Required work: Print the records below exactly as they appear.

Begin Raw records

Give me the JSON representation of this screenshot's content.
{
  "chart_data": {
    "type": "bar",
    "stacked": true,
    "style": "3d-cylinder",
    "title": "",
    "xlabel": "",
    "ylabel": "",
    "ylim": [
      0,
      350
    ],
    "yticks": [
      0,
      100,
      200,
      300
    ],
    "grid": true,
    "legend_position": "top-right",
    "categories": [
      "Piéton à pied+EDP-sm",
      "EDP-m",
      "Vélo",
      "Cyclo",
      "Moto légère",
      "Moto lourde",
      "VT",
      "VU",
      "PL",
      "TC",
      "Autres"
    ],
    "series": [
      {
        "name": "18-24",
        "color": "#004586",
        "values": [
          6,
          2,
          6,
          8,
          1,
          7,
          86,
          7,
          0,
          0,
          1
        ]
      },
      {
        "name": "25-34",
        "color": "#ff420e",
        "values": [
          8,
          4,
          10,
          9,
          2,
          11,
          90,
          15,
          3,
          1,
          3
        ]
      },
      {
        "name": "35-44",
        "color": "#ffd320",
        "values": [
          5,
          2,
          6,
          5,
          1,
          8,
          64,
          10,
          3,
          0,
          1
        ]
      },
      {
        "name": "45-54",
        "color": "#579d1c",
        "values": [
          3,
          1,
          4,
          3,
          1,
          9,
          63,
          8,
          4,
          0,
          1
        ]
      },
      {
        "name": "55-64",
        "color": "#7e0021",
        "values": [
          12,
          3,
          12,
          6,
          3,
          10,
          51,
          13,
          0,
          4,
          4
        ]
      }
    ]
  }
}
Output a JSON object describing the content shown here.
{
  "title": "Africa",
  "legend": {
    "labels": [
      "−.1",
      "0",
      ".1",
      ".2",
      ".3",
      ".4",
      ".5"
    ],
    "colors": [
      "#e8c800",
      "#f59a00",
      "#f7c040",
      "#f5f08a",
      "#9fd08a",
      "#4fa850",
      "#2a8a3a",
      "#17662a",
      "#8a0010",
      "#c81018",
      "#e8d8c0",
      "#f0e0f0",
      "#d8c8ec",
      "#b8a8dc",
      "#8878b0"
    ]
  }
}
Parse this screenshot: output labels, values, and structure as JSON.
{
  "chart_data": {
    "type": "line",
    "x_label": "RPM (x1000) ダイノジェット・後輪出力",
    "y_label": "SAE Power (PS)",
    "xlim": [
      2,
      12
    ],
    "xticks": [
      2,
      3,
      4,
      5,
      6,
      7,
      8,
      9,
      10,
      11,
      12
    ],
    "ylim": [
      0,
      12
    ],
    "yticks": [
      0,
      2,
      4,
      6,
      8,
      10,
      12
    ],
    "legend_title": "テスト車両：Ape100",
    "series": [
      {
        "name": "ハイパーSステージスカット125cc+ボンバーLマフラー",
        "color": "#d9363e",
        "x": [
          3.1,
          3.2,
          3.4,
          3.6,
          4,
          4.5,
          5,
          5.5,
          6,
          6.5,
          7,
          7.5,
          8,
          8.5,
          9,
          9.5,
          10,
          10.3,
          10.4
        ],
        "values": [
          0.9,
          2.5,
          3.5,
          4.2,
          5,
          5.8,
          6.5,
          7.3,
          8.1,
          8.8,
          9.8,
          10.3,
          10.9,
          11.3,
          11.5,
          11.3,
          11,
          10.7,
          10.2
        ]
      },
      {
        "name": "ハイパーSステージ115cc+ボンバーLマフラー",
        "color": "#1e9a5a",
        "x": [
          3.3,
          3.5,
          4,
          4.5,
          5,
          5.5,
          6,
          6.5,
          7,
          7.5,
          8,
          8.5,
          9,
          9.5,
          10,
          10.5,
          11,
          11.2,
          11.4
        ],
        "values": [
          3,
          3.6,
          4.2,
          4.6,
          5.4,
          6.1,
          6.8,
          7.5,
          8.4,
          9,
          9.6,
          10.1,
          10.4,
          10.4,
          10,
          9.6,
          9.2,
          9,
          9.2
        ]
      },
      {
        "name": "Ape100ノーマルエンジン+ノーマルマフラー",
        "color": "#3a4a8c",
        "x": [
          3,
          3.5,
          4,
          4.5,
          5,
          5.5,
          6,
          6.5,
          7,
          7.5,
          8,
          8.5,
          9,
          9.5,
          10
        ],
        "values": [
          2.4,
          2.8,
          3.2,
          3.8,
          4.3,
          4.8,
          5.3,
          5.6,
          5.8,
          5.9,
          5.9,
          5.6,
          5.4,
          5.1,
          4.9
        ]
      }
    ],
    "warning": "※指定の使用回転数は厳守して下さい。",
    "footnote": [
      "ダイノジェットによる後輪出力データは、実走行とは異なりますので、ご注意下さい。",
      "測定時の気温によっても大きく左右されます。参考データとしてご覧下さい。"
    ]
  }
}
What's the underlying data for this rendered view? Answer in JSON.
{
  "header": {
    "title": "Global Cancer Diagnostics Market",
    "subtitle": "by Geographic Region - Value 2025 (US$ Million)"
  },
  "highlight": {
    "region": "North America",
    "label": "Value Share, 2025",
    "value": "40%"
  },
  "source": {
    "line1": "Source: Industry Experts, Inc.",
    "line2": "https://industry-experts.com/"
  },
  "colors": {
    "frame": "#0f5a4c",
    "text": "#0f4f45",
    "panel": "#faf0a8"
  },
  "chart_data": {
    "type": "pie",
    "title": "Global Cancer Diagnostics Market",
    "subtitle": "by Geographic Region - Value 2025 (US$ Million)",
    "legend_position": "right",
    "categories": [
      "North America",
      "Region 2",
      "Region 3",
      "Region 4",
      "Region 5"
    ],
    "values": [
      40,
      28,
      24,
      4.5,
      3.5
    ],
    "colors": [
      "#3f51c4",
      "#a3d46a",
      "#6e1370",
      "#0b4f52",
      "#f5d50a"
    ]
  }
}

End Raw records

Written solution:
Give me the JSON representation of this screenshot's content.
{
  "chart_data": {
    "type": "bar",
    "stacked": true,
    "style": "3d-cylinder",
    "title": "",
    "xlabel": "",
    "ylabel": "",
    "ylim": [
      0,
      350
    ],
    "yticks": [
      0,
      100,
      200,
      300
    ],
    "grid": true,
    "legend_position": "top-right",
    "categories": [
      "Piéton à pied+EDP-sm",
      "EDP-m",
      "Vélo",
      "Cyclo",
      "Moto légère",
      "Moto lourde",
      "VT",
      "VU",
      "PL",
      "TC",
      "Autres"
    ],
    "series": [
      {
        "name": "18-24",
        "color": "#004586",
        "values": [
          6,
          2,
          6,
          8,
          1,
          7,
          86,
          7,
          0,
          0,
          1
        ]
      },
      {
        "name": "25-34",
        "color": "#ff420e",
        "values": [
          8,
          4,
          10,
          9,
          2,
          11,
          90,
          15,
          3,
          1,
          3
        ]
      },
      {
        "name": "35-44",
        "color": "#ffd320",
        "values": [
          5,
          2,
          6,
          5,
          1,
          8,
          64,
          10,
          3,
          0,
          1
        ]
      },
      {
        "name": "45-54",
        "color": "#579d1c",
        "values": [
          3,
          1,
          4,
          3,
          1,
          9,
          63,
          8,
          4,
          0,
          1
        ]
      },
      {
        "name": "55-64",
        "color": "#7e0021",
        "values": [
          12,
          3,
          12,
          6,
          3,
          10,
          51,
          13,
          0,
          4,
          4
        ]
      }
    ]
  }
}
Output a JSON object describing the content shown here.
{
  "title": "Africa",
  "legend": {
    "labels": [
      "−.1",
      "0",
      ".1",
      ".2",
      ".3",
      ".4",
      ".5"
    ],
    "colors": [
      "#e8c800",
      "#f59a00",
      "#f7c040",
      "#f5f08a",
      "#9fd08a",
      "#4fa850",
      "#2a8a3a",
      "#17662a",
      "#8a0010",
      "#c81018",
      "#e8d8c0",
      "#f0e0f0",
      "#d8c8ec",
      "#b8a8dc",
      "#8878b0"
    ]
  }
}
Parse this screenshot: output labels, values, and structure as JSON.
{
  "chart_data": {
    "type": "line",
    "x_label": "RPM (x1000) ダイノジェット・後輪出力",
    "y_label": "SAE Power (PS)",
    "xlim": [
      2,
      12
    ],
    "xticks": [
      2,
      3,
      4,
      5,
      6,
      7,
      8,
      9,
      10,
      11,
      12
    ],
    "ylim": [
      0,
      12
    ],
    "yticks": [
      0,
      2,
      4,
      6,
      8,
      10,
      12
    ],
    "legend_title": "テスト車両：Ape100",
    "series": [
      {
        "name": "ハイパーSステージスカット125cc+ボンバーLマフラー",
        "color": "#d9363e",
        "x": [
          3.1,
          3.2,
          3.4,
          3.6,
          4,
          4.5,
          5,
          5.5,
          6,
          6.5,
          7,
          7.5,
          8,
          8.5,
          9,
          9.5,
          10,
          10.3,
          10.4
        ],
        "values": [
          0.9,
          2.5,
          3.5,
          4.2,
          5,
          5.8,
          6.5,
          7.3,
          8.1,
          8.8,
          9.8,
          10.3,
          10.9,
          11.3,
          11.5,
          11.3,
          11,
          10.7,
          10.2
        ]
      },
      {
        "name": "ハイパーSステージ115cc+ボンバーLマフラー",
        "color": "#1e9a5a",
        "x": [
          3.3,
          3.5,
          4,
          4.5,
          5,
          5.5,
          6,
          6.5,
          7,
          7.5,
          8,
          8.5,
          9,
          9.5,
          10,
          10.5,
          11,
          11.2,
          11.4
        ],
        "values": [
          3,
          3.6,
          4.2,
          4.6,
          5.4,
          6.1,
          6.8,
          7.5,
          8.4,
          9,
          9.6,
          10.1,
          10.4,
          10.4,
          10,
          9.6,
          9.2,
          9,
          9.2
        ]
      },
      {
        "name": "Ape100ノーマルエンジン+ノーマルマフラー",
        "color": "#3a4a8c",
        "x": [
          3,
          3.5,
          4,
          4.5,
          5,
          5.5,
          6,
          6.5,
          7,
          7.5,
          8,
          8.5,
          9,
          9.5,
          10
        ],
        "values": [
          2.4,
          2.8,
          3.2,
          3.8,
          4.3,
          4.8,
          5.3,
          5.6,
          5.8,
          5.9,
          5.9,
          5.6,
          5.4,
          5.1,
          4.9
        ]
      }
    ],
    "warning": "※指定の使用回転数は厳守して下さい。",
    "footnote": [
      "ダイノジェットによる後輪出力データは、実走行とは異なりますので、ご注意下さい。",
      "測定時の気温によっても大きく左右されます。参考データとしてご覧下さい。"
    ]
  }
}
What's the underlying data for this rendered view? Answer in JSON.
{
  "header": {
    "title": "Global Cancer Diagnostics Market",
    "subtitle": "by Geographic Region - Value 2025 (US$ Million)"
  },
  "highlight": {
    "region": "North America",
    "label": "Value Share, 2025",
    "value": "40%"
  },
  "source": {
    "line1": "Source: Industry Experts, Inc.",
    "line2": "https://industry-experts.com/"
  },
  "colors": {
    "frame": "#0f5a4c",
    "text": "#0f4f45",
    "panel": "#faf0a8"
  },
  "chart_data": {
    "type": "pie",
    "title": "Global Cancer Diagnostics Market",
    "subtitle": "by Geographic Region - Value 2025 (US$ Million)",
    "legend_position": "right",
    "categories": [
      "North America",
      "Region 2",
      "Region 3",
      "Region 4",
      "Region 5"
    ],
    "values": [
      40,
      28,
      24,
      4.5,
      3.5
    ],
    "colors": [
      "#3f51c4",
      "#a3d46a",
      "#6e1370",
      "#0b4f52",
      "#f5d50a"
    ]
  }
}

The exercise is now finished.